(Available data Opens)
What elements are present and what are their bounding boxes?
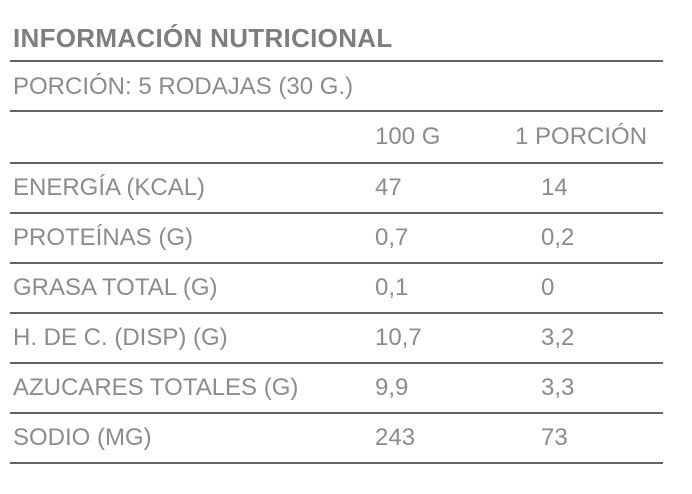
value-per-portion: 0,2 [541,224,575,251]
column-header-row: 100 G 1 PORCIÓN [10,112,663,164]
value-per-100g: 0,7 [375,224,409,251]
nutrient-row-grasa-total: GRASA TOTAL (G) 0,1 0 [10,264,663,314]
nutrition-facts-panel: INFORMACIÓN NUTRICIONAL PORCIÓN: 5 RODAJ… [10,20,663,464]
panel-title: INFORMACIÓN NUTRICIONAL [10,20,663,62]
value-per-100g: 243 [375,424,416,451]
portion-statement: PORCIÓN: 5 RODAJAS (30 G.) [10,62,663,112]
nutrient-label: PROTEÍNAS (G) [13,224,194,251]
value-per-100g: 0,1 [375,274,409,301]
nutrient-label: SODIO (MG) [13,424,152,451]
nutrient-label: ENERGÍA (KCAL) [13,174,206,201]
nutrient-row-sodio: SODIO (MG) 243 73 [10,414,663,464]
nutrient-row-azucares-totales: AZUCARES TOTALES (G) 9,9 3,3 [10,364,663,414]
value-per-100g: 9,9 [375,374,409,401]
nutrient-label: H. DE C. (DISP) (G) [13,324,228,351]
value-per-portion: 3,3 [541,374,575,401]
value-per-portion: 14 [541,174,568,201]
value-per-100g: 10,7 [375,324,422,351]
nutrient-row-energia: ENERGÍA (KCAL) 47 14 [10,164,663,214]
nutrient-label: GRASA TOTAL (G) [13,274,218,301]
column-header-100g: 100 G [375,123,441,150]
nutrient-row-proteinas: PROTEÍNAS (G) 0,7 0,2 [10,214,663,264]
value-per-100g: 47 [375,174,402,201]
value-per-portion: 73 [541,424,568,451]
nutrient-label: AZUCARES TOTALES (G) [13,374,299,401]
column-header-portion: 1 PORCIÓN [515,123,648,150]
value-per-portion: 3,2 [541,324,575,351]
value-per-portion: 0 [541,274,555,301]
nutrient-row-hidratos-carbono: H. DE C. (DISP) (G) 10,7 3,2 [10,314,663,364]
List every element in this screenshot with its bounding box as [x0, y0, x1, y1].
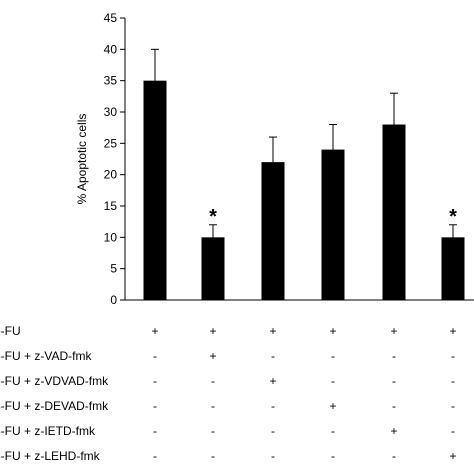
significance-asterisk-2: * — [209, 206, 217, 228]
treatment-mark-r3-c1: - — [153, 374, 157, 388]
bar-1 — [143, 80, 167, 301]
treatment-mark-r5-c4: - — [331, 424, 335, 438]
bars — [143, 80, 465, 301]
y-tick-label-30: 30 — [104, 105, 118, 119]
treatment-mark-r6-c6: + — [449, 449, 456, 463]
treatment-mark-r5-c6: - — [451, 424, 455, 438]
y-tick-label-40: 40 — [104, 42, 118, 56]
y-tick-label-5: 5 — [110, 262, 117, 276]
treatment-mark-r1-c6: + — [449, 324, 456, 338]
treatment-mark-r5-c2: - — [211, 424, 215, 438]
treatment-mark-r4-c4: + — [329, 399, 336, 413]
y-tick-label-45: 45 — [104, 11, 118, 25]
treatment-mark-r4-c1: - — [153, 399, 157, 413]
bar-2 — [201, 237, 225, 300]
treatment-mark-r2-c6: - — [451, 349, 455, 363]
treatment-mark-r1-c5: + — [390, 324, 397, 338]
treatment-row-label-3: 5-FU + z-VDVAD-fmk — [0, 374, 109, 388]
treatment-mark-r4-c5: - — [392, 399, 396, 413]
treatment-mark-r2-c5: - — [392, 349, 396, 363]
treatment-row-label-5: 5-FU + z-IETD-fmk — [0, 424, 96, 438]
treatment-table: 5-FU + + + + + +5-FU + z-VAD-fmk - + - - - - 5-FU + z… — [0, 324, 457, 463]
y-tick-label-10: 10 — [104, 230, 118, 244]
treatment-mark-r5-c1: - — [153, 424, 157, 438]
error-bars — [151, 48, 457, 238]
y-tick-label-25: 25 — [104, 136, 118, 150]
treatment-mark-r2-c3: - — [271, 349, 275, 363]
bar-4 — [321, 149, 345, 300]
bar-6 — [441, 237, 465, 300]
bar-5 — [382, 124, 406, 301]
treatment-row-label-4: 5-FU + z-DEVAD-fmk — [0, 399, 109, 413]
treatment-mark-r6-c4: - — [331, 449, 335, 463]
treatment-mark-r6-c3: - — [271, 449, 275, 463]
significance-marks: * * — [209, 206, 457, 228]
significance-asterisk-6: * — [449, 206, 457, 228]
treatment-mark-r3-c5: - — [392, 374, 396, 388]
y-ticks: 0 5 10 15 20 25 30 35 40 45 — [104, 11, 125, 307]
treatment-mark-r1-c4: + — [329, 324, 336, 338]
treatment-row-label-6: 5-FU + z-LEHD-fmk — [0, 449, 101, 463]
treatment-mark-r3-c3: + — [269, 374, 276, 388]
treatment-mark-r4-c3: - — [271, 399, 275, 413]
y-tick-label-35: 35 — [104, 74, 118, 88]
treatment-mark-r1-c3: + — [269, 324, 276, 338]
treatment-mark-r5-c5: + — [390, 424, 397, 438]
treatment-mark-r1-c1: + — [151, 324, 158, 338]
treatment-mark-r5-c3: - — [271, 424, 275, 438]
treatment-mark-r2-c1: - — [153, 349, 157, 363]
y-tick-label-15: 15 — [104, 199, 118, 213]
treatment-mark-r4-c6: - — [451, 399, 455, 413]
y-axis-label: % Apoptotic cells — [75, 114, 89, 205]
treatment-row-label-1: 5-FU — [0, 324, 21, 338]
treatment-mark-r3-c2: - — [211, 374, 215, 388]
treatment-mark-r2-c2: + — [209, 349, 216, 363]
treatment-mark-r4-c2: - — [211, 399, 215, 413]
treatment-mark-r3-c4: - — [331, 374, 335, 388]
treatment-mark-r2-c4: - — [331, 349, 335, 363]
y-tick-label-0: 0 — [110, 293, 117, 307]
treatment-row-label-2: 5-FU + z-VAD-fmk — [0, 349, 92, 363]
treatment-mark-r1-c2: + — [209, 324, 216, 338]
treatment-mark-r3-c6: - — [451, 374, 455, 388]
treatment-mark-r6-c1: - — [153, 449, 157, 463]
treatment-mark-r6-c2: - — [211, 449, 215, 463]
y-tick-label-20: 20 — [104, 168, 118, 182]
bar-3 — [261, 162, 285, 300]
treatment-mark-r6-c5: - — [392, 449, 396, 463]
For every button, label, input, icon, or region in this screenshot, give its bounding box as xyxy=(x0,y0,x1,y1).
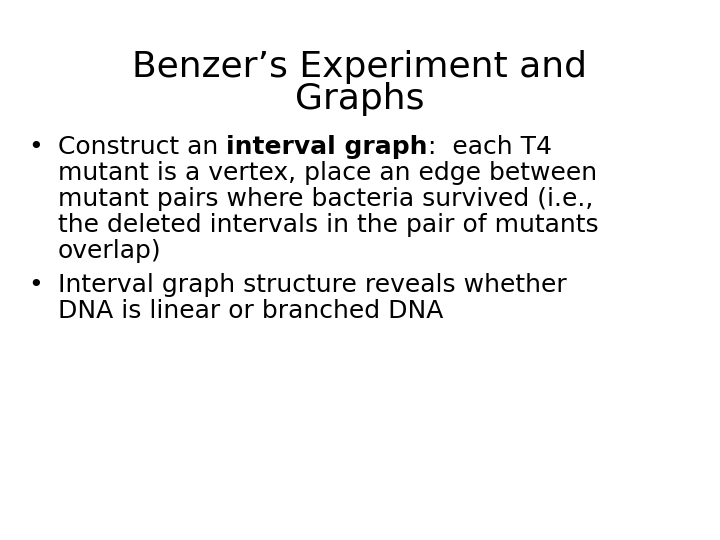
Text: Construct an: Construct an xyxy=(58,135,226,159)
Text: mutant pairs where bacteria survived (i.e.,: mutant pairs where bacteria survived (i.… xyxy=(58,187,593,211)
Text: mutant is a vertex, place an edge between: mutant is a vertex, place an edge betwee… xyxy=(58,161,597,185)
Text: Benzer’s Experiment and: Benzer’s Experiment and xyxy=(132,50,588,84)
Text: •: • xyxy=(28,273,42,297)
Text: Interval graph structure reveals whether: Interval graph structure reveals whether xyxy=(58,273,567,297)
Text: interval graph: interval graph xyxy=(226,135,428,159)
Text: DNA is linear or branched DNA: DNA is linear or branched DNA xyxy=(58,299,444,323)
Text: •: • xyxy=(28,135,42,159)
Text: Graphs: Graphs xyxy=(295,82,425,116)
Text: :  each T4: : each T4 xyxy=(428,135,552,159)
Text: overlap): overlap) xyxy=(58,239,161,263)
Text: the deleted intervals in the pair of mutants: the deleted intervals in the pair of mut… xyxy=(58,213,598,237)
(Available data Closes)
Prompt:
Copy all the material above exactly, but skip each image.

Task answer:
What elements are present and what are their bounding boxes?
value-per-portion: 0,2 [541,224,575,251]
column-header-row: 100 G 1 PORCIÓN [10,112,663,164]
value-per-100g: 0,7 [375,224,409,251]
nutrient-row-grasa-total: GRASA TOTAL (G) 0,1 0 [10,264,663,314]
nutrition-facts-panel: INFORMACIÓN NUTRICIONAL PORCIÓN: 5 RODAJ… [10,20,663,464]
panel-title: INFORMACIÓN NUTRICIONAL [10,20,663,62]
value-per-100g: 243 [375,424,416,451]
portion-statement: PORCIÓN: 5 RODAJAS (30 G.) [10,62,663,112]
nutrient-label: PROTEÍNAS (G) [13,224,194,251]
value-per-100g: 0,1 [375,274,409,301]
nutrient-label: SODIO (MG) [13,424,152,451]
nutrient-label: ENERGÍA (KCAL) [13,174,206,201]
nutrient-row-sodio: SODIO (MG) 243 73 [10,414,663,464]
nutrient-row-azucares-totales: AZUCARES TOTALES (G) 9,9 3,3 [10,364,663,414]
value-per-100g: 9,9 [375,374,409,401]
nutrient-label: H. DE C. (DISP) (G) [13,324,228,351]
value-per-portion: 3,3 [541,374,575,401]
value-per-portion: 14 [541,174,568,201]
value-per-100g: 10,7 [375,324,422,351]
nutrient-row-energia: ENERGÍA (KCAL) 47 14 [10,164,663,214]
nutrient-label: GRASA TOTAL (G) [13,274,218,301]
column-header-100g: 100 G [375,123,441,150]
nutrient-row-proteinas: PROTEÍNAS (G) 0,7 0,2 [10,214,663,264]
value-per-100g: 47 [375,174,402,201]
value-per-portion: 73 [541,424,568,451]
nutrient-label: AZUCARES TOTALES (G) [13,374,299,401]
column-header-portion: 1 PORCIÓN [515,123,648,150]
value-per-portion: 3,2 [541,324,575,351]
value-per-portion: 0 [541,274,555,301]
nutrient-row-hidratos-carbono: H. DE C. (DISP) (G) 10,7 3,2 [10,314,663,364]
List every element in this screenshot with its bounding box as [x0, y0, x1, y1].
significance-asterisk-2: * — [209, 206, 217, 228]
treatment-mark-r3-c1: - — [153, 374, 157, 388]
bar-1 — [143, 80, 167, 301]
treatment-mark-r5-c4: - — [331, 424, 335, 438]
bars — [143, 80, 465, 301]
y-tick-label-30: 30 — [104, 105, 118, 119]
treatment-mark-r6-c6: + — [449, 449, 456, 463]
treatment-mark-r5-c6: - — [451, 424, 455, 438]
y-tick-label-40: 40 — [104, 42, 118, 56]
y-tick-label-5: 5 — [110, 262, 117, 276]
treatment-mark-r1-c6: + — [449, 324, 456, 338]
treatment-mark-r5-c2: - — [211, 424, 215, 438]
treatment-mark-r4-c4: + — [329, 399, 336, 413]
y-tick-label-45: 45 — [104, 11, 118, 25]
treatment-mark-r4-c1: - — [153, 399, 157, 413]
bar-2 — [201, 237, 225, 300]
treatment-mark-r2-c6: - — [451, 349, 455, 363]
treatment-mark-r1-c5: + — [390, 324, 397, 338]
treatment-row-label-3: 5-FU + z-VDVAD-fmk — [0, 374, 109, 388]
treatment-mark-r4-c5: - — [392, 399, 396, 413]
treatment-mark-r2-c5: - — [392, 349, 396, 363]
treatment-row-label-5: 5-FU + z-IETD-fmk — [0, 424, 96, 438]
treatment-table: 5-FU + + + + + +5-FU + z-VAD-fmk - + - - - - 5-FU + z… — [0, 324, 457, 463]
y-tick-label-10: 10 — [104, 230, 118, 244]
treatment-mark-r5-c1: - — [153, 424, 157, 438]
error-bars — [151, 48, 457, 238]
y-tick-label-25: 25 — [104, 136, 118, 150]
treatment-mark-r2-c3: - — [271, 349, 275, 363]
bar-4 — [321, 149, 345, 300]
bar-6 — [441, 237, 465, 300]
bar-5 — [382, 124, 406, 301]
treatment-row-label-4: 5-FU + z-DEVAD-fmk — [0, 399, 109, 413]
treatment-mark-r6-c4: - — [331, 449, 335, 463]
treatment-mark-r6-c3: - — [271, 449, 275, 463]
significance-marks: * * — [209, 206, 457, 228]
significance-asterisk-6: * — [449, 206, 457, 228]
treatment-mark-r3-c5: - — [392, 374, 396, 388]
y-ticks: 0 5 10 15 20 25 30 35 40 45 — [104, 11, 125, 307]
treatment-mark-r1-c4: + — [329, 324, 336, 338]
treatment-row-label-6: 5-FU + z-LEHD-fmk — [0, 449, 101, 463]
treatment-mark-r3-c3: + — [269, 374, 276, 388]
treatment-mark-r4-c3: - — [271, 399, 275, 413]
y-tick-label-35: 35 — [104, 74, 118, 88]
treatment-mark-r1-c3: + — [269, 324, 276, 338]
treatment-mark-r5-c5: + — [390, 424, 397, 438]
treatment-mark-r1-c1: + — [151, 324, 158, 338]
treatment-mark-r5-c3: - — [271, 424, 275, 438]
treatment-mark-r2-c1: - — [153, 349, 157, 363]
y-tick-label-15: 15 — [104, 199, 118, 213]
treatment-mark-r4-c6: - — [451, 399, 455, 413]
y-axis-label: % Apoptotic cells — [75, 114, 89, 205]
treatment-row-label-1: 5-FU — [0, 324, 21, 338]
treatment-mark-r3-c2: - — [211, 374, 215, 388]
treatment-mark-r2-c2: + — [209, 349, 216, 363]
treatment-mark-r4-c2: - — [211, 399, 215, 413]
treatment-mark-r3-c4: - — [331, 374, 335, 388]
treatment-mark-r2-c4: - — [331, 349, 335, 363]
y-tick-label-0: 0 — [110, 293, 117, 307]
treatment-row-label-2: 5-FU + z-VAD-fmk — [0, 349, 92, 363]
treatment-mark-r1-c2: + — [209, 324, 216, 338]
treatment-mark-r3-c6: - — [451, 374, 455, 388]
treatment-mark-r6-c1: - — [153, 449, 157, 463]
treatment-mark-r6-c2: - — [211, 449, 215, 463]
y-tick-label-20: 20 — [104, 168, 118, 182]
bar-3 — [261, 162, 285, 300]
treatment-mark-r6-c5: - — [392, 449, 396, 463]
For every button, label, input, icon, or region in this screenshot, give its bounding box as xyxy=(x0,y0,x1,y1).
Text: Construct an: Construct an xyxy=(58,135,226,159)
Text: mutant pairs where bacteria survived (i.e.,: mutant pairs where bacteria survived (i.… xyxy=(58,187,593,211)
Text: mutant is a vertex, place an edge between: mutant is a vertex, place an edge betwee… xyxy=(58,161,597,185)
Text: Benzer’s Experiment and: Benzer’s Experiment and xyxy=(132,50,588,84)
Text: •: • xyxy=(28,273,42,297)
Text: Interval graph structure reveals whether: Interval graph structure reveals whether xyxy=(58,273,567,297)
Text: interval graph: interval graph xyxy=(226,135,428,159)
Text: DNA is linear or branched DNA: DNA is linear or branched DNA xyxy=(58,299,444,323)
Text: •: • xyxy=(28,135,42,159)
Text: Graphs: Graphs xyxy=(295,82,425,116)
Text: :  each T4: : each T4 xyxy=(428,135,552,159)
Text: overlap): overlap) xyxy=(58,239,161,263)
Text: the deleted intervals in the pair of mutants: the deleted intervals in the pair of mut… xyxy=(58,213,598,237)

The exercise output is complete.